**DO THIS**. What is the number of lines containing the word "JSON"? Please answer with that number and nothing more.

[Entries from a dataset]
┌──

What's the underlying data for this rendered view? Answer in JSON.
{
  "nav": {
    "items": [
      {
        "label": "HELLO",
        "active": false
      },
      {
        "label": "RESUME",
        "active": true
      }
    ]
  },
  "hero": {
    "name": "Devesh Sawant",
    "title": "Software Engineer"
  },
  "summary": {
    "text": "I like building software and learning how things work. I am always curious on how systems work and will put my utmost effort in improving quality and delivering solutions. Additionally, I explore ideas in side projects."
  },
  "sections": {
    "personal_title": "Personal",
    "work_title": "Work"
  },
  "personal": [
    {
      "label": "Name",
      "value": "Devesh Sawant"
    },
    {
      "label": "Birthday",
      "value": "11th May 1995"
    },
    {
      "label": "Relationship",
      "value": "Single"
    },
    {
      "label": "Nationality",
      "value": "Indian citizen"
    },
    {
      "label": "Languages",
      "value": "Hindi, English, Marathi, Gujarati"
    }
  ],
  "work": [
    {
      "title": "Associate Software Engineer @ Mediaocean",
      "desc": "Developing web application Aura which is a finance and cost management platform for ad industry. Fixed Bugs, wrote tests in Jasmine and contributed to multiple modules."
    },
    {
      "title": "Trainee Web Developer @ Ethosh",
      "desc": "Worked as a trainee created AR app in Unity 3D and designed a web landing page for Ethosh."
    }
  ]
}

└──
┌──

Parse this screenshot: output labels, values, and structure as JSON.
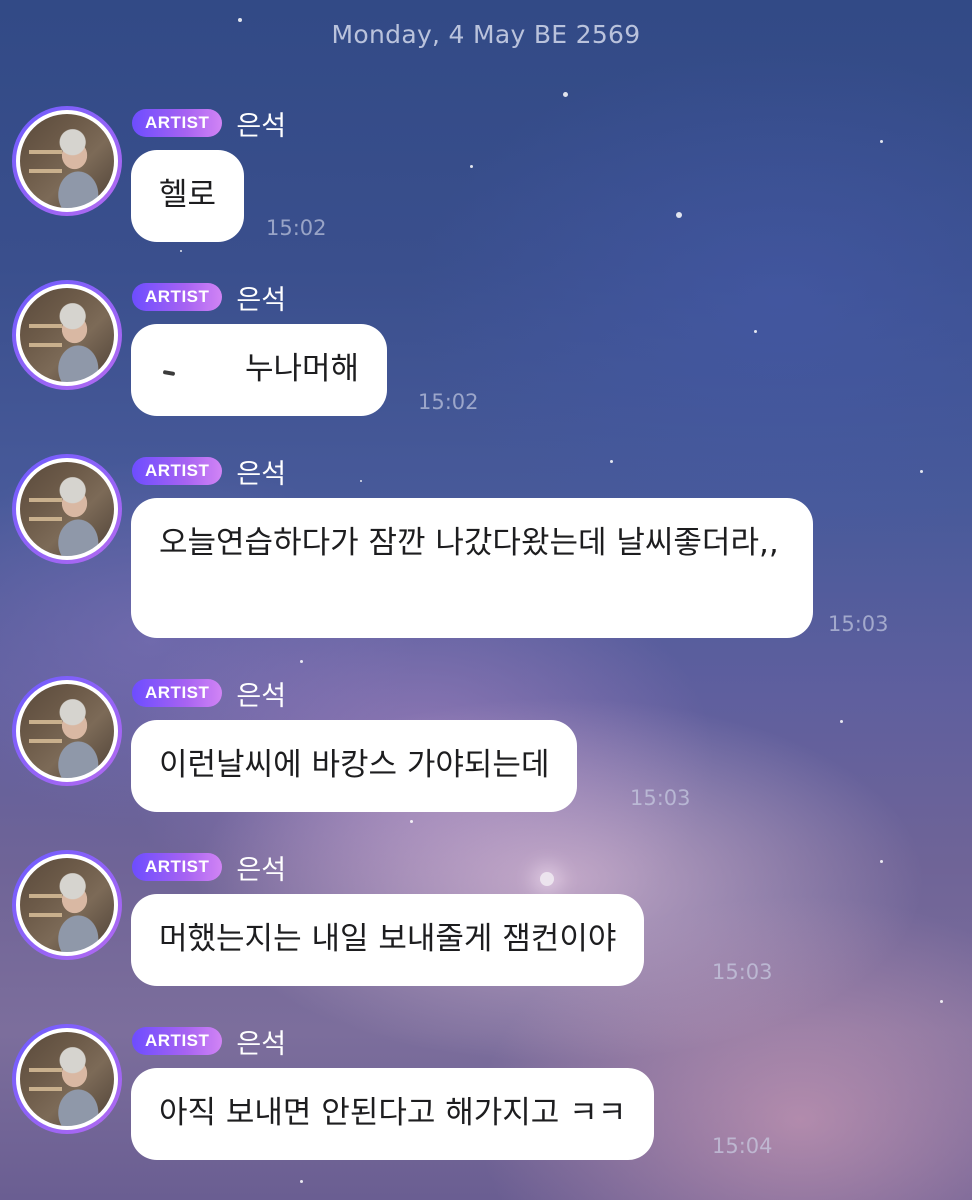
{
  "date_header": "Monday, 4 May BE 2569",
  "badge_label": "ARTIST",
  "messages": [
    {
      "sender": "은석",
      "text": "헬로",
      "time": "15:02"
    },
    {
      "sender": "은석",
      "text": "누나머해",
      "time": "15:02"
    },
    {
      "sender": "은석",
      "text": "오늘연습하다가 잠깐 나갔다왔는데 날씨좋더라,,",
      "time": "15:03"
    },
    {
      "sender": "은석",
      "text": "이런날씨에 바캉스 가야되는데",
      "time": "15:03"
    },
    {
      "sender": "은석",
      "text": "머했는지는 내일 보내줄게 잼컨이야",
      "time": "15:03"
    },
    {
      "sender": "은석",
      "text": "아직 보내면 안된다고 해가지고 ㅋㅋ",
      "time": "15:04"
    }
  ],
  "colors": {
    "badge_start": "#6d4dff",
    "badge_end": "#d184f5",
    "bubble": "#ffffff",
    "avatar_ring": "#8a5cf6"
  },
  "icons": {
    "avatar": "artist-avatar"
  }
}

└──

**ANSWER FOR THE TASK**. 2